• Data provided:
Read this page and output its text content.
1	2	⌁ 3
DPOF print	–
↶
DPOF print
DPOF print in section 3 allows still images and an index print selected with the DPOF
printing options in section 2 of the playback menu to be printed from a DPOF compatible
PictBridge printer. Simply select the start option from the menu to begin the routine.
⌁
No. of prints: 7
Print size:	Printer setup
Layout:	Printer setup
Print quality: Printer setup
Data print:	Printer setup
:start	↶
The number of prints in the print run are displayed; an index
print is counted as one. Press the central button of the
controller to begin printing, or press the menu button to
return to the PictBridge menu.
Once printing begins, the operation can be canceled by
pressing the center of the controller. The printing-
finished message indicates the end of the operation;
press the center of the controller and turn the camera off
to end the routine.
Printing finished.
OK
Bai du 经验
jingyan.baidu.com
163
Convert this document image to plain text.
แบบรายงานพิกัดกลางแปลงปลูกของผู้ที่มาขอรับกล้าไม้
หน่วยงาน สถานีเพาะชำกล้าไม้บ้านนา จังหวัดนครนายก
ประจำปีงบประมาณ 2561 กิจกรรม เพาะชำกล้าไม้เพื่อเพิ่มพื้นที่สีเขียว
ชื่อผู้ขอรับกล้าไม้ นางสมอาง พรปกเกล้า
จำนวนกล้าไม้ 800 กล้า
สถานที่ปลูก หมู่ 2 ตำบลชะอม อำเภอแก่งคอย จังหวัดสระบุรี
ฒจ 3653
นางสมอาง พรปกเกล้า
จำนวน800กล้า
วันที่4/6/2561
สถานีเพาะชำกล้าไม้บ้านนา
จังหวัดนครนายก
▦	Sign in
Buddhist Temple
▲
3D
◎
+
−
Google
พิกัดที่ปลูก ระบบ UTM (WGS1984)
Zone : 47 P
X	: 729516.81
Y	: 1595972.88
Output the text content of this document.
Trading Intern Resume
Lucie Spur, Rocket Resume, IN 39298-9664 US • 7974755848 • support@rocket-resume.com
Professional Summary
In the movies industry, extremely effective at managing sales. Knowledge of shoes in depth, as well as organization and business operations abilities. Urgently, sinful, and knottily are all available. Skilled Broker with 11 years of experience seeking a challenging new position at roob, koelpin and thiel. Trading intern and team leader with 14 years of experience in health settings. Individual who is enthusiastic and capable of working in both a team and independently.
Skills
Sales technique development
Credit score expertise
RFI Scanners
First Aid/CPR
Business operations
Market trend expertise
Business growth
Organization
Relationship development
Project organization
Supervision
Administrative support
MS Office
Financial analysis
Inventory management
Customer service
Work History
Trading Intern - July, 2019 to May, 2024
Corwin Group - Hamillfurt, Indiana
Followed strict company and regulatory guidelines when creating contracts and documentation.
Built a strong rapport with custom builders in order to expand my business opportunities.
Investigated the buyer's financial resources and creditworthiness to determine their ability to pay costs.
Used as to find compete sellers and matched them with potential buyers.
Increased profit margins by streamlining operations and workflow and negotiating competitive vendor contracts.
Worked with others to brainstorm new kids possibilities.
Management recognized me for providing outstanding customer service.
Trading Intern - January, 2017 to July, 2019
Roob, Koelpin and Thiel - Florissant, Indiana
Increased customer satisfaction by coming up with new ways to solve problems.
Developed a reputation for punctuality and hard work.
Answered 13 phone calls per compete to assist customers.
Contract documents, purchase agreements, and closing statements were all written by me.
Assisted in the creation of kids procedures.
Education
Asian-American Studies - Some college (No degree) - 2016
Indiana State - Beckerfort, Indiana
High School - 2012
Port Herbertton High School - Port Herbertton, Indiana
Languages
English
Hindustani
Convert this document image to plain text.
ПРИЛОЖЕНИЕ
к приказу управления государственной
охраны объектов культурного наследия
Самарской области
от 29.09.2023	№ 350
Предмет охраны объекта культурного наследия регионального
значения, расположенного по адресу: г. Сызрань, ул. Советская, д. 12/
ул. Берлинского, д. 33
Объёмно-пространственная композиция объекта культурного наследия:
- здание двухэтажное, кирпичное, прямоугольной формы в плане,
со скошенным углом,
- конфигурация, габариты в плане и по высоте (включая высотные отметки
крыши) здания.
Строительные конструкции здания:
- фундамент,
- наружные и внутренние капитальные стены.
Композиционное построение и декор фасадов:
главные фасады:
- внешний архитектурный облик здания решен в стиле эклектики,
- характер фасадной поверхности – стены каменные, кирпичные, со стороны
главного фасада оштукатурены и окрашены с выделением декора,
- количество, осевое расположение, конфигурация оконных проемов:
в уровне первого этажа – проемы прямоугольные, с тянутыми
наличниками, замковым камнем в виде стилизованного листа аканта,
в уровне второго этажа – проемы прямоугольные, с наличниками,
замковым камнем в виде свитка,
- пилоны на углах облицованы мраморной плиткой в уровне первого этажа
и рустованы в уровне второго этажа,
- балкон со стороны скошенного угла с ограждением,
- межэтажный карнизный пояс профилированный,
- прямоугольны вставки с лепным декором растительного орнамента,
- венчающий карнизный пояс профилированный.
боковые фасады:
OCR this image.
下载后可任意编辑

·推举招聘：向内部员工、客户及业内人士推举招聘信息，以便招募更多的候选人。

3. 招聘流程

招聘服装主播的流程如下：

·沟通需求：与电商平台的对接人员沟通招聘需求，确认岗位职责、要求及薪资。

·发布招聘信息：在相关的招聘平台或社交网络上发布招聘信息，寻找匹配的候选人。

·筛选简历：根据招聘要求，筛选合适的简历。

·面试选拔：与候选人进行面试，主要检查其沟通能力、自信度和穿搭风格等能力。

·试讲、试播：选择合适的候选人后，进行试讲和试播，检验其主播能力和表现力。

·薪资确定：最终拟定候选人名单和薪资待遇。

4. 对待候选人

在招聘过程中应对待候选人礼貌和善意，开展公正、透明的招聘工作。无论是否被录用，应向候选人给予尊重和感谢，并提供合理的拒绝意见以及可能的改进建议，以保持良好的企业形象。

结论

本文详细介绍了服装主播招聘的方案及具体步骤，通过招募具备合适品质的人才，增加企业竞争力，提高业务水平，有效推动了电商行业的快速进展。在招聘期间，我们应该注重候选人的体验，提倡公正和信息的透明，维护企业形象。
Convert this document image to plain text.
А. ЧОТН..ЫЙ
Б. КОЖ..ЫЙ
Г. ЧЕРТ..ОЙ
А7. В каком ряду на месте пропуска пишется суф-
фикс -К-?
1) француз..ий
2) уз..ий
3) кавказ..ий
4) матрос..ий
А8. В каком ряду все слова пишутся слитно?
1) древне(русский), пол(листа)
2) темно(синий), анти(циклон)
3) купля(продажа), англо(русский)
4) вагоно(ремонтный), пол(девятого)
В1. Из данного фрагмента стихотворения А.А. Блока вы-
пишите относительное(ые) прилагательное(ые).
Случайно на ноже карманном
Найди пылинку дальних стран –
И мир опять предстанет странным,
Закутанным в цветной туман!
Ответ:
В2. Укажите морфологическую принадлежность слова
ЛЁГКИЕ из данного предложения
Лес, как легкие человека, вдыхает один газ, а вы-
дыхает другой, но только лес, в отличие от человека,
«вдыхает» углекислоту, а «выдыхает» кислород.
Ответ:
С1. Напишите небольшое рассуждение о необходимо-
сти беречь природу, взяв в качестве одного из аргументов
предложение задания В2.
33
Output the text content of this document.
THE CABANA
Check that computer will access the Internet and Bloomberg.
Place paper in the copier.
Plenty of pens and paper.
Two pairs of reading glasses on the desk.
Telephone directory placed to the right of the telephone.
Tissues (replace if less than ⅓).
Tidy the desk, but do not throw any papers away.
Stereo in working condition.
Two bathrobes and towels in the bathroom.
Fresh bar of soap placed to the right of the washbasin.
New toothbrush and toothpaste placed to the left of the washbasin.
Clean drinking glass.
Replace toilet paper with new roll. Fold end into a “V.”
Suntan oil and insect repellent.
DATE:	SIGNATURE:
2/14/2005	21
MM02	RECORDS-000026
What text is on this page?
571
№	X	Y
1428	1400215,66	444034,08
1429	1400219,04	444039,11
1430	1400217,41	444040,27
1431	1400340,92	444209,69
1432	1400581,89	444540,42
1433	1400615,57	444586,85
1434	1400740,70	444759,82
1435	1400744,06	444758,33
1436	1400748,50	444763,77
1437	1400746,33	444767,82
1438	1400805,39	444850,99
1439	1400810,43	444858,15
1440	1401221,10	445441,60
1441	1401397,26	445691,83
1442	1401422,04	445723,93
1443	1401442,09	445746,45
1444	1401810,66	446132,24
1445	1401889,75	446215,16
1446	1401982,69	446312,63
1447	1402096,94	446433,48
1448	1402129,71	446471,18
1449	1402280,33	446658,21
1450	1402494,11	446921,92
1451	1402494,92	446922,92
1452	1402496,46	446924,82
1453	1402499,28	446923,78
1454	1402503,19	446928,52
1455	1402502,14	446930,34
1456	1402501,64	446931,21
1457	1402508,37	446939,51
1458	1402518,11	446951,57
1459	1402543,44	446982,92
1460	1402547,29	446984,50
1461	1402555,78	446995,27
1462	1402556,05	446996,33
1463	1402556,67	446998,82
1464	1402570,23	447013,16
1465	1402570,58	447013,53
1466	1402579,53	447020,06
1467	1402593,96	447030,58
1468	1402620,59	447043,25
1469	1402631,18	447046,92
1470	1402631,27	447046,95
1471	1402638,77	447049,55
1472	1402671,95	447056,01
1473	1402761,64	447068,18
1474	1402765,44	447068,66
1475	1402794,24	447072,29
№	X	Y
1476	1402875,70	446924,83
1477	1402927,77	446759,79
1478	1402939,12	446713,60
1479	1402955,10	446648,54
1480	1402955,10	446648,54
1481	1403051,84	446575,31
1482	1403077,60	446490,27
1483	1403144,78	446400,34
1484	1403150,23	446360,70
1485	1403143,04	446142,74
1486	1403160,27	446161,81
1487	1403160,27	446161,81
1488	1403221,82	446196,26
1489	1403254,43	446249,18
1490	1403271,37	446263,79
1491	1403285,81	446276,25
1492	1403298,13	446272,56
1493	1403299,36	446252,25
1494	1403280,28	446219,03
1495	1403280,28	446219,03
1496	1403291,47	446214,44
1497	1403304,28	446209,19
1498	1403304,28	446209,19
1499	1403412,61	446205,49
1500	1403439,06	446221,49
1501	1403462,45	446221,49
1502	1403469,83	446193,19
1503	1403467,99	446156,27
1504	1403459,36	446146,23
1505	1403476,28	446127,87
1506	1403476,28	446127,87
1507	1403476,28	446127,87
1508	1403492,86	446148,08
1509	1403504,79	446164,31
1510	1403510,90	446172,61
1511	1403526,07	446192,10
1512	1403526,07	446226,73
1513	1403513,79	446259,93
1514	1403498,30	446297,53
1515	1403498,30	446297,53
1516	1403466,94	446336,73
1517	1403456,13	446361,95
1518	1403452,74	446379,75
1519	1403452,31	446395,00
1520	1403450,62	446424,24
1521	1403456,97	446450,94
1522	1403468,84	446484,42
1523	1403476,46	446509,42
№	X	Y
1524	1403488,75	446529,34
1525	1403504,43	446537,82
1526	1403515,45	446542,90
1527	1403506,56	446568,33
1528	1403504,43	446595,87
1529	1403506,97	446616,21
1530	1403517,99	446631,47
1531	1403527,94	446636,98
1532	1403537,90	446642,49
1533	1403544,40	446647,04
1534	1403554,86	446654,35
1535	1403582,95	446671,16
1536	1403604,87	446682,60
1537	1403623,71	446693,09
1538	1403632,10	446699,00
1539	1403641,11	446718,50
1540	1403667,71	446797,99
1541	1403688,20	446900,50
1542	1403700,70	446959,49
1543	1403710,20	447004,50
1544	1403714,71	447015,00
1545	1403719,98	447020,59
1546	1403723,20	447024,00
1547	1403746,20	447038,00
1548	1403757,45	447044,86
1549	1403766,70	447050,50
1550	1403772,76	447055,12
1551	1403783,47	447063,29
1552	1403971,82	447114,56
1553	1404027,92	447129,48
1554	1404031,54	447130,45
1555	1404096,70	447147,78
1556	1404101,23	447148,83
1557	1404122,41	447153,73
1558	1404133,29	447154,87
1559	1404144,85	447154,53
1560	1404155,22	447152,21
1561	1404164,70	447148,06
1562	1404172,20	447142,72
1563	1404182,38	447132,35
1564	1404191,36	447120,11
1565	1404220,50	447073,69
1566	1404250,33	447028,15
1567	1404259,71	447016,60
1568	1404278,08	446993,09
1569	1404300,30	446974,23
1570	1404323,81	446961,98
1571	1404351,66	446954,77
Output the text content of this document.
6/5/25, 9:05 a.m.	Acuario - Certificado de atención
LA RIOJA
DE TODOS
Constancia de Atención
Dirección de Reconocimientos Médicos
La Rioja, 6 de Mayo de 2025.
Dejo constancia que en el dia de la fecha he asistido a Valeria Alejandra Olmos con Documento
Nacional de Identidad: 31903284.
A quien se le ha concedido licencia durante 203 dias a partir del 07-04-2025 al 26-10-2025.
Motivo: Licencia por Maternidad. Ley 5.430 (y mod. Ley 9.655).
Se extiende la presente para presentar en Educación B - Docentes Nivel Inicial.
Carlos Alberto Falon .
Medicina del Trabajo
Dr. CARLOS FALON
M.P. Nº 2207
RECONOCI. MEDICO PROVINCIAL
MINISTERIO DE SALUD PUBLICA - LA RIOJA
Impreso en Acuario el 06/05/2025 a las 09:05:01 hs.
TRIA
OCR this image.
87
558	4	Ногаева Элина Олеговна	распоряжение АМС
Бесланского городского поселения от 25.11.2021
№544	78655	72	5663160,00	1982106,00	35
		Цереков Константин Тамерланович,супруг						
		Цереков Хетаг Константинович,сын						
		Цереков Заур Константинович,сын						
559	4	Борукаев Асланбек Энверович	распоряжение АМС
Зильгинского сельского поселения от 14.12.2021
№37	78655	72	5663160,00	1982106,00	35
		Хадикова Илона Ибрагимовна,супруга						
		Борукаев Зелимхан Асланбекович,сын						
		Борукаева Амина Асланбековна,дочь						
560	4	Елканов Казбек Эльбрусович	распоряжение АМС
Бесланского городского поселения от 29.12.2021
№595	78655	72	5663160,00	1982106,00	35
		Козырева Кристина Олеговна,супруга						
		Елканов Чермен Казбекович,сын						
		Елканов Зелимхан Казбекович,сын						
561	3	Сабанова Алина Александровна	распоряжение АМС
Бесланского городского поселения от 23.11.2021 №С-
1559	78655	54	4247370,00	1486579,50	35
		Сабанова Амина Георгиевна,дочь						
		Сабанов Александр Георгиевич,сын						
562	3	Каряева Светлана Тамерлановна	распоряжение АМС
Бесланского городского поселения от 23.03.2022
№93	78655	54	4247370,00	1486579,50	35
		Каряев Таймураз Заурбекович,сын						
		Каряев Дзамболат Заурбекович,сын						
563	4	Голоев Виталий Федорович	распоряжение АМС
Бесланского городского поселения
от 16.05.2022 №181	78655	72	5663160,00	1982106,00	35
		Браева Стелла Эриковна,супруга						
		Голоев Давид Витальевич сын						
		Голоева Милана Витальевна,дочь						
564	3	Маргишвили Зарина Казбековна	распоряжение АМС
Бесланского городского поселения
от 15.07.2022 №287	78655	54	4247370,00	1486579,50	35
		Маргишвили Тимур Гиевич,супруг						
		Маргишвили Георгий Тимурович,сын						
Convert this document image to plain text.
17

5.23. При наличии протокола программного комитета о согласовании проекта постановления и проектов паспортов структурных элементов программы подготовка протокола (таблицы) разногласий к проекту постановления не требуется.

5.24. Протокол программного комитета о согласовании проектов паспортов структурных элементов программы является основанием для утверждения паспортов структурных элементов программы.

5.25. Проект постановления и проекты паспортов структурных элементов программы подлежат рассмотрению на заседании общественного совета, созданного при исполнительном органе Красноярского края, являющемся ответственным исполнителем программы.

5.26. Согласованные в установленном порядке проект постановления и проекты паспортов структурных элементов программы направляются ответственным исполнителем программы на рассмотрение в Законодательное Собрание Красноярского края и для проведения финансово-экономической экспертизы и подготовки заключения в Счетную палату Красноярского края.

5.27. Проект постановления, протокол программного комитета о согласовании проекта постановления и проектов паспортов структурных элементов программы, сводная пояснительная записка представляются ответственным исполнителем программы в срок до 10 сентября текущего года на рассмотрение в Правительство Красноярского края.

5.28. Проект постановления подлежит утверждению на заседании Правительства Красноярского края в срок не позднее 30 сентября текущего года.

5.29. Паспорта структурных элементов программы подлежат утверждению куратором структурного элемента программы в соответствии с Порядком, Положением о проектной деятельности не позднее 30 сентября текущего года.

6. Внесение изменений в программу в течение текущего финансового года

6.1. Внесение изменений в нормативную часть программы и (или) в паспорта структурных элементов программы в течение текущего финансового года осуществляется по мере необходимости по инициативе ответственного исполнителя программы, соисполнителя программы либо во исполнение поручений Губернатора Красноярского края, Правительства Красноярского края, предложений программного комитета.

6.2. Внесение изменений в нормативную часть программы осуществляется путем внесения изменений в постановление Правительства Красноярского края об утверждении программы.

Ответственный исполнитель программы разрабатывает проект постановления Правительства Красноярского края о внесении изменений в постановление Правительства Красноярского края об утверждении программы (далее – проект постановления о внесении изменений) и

• Exercise: Identify all lines in the records above with the word "объекта".

• Exercise result:
Предмет охраны объекта культурного наследия регионального
Объёмно-пространственная композиция объекта культурного наследия:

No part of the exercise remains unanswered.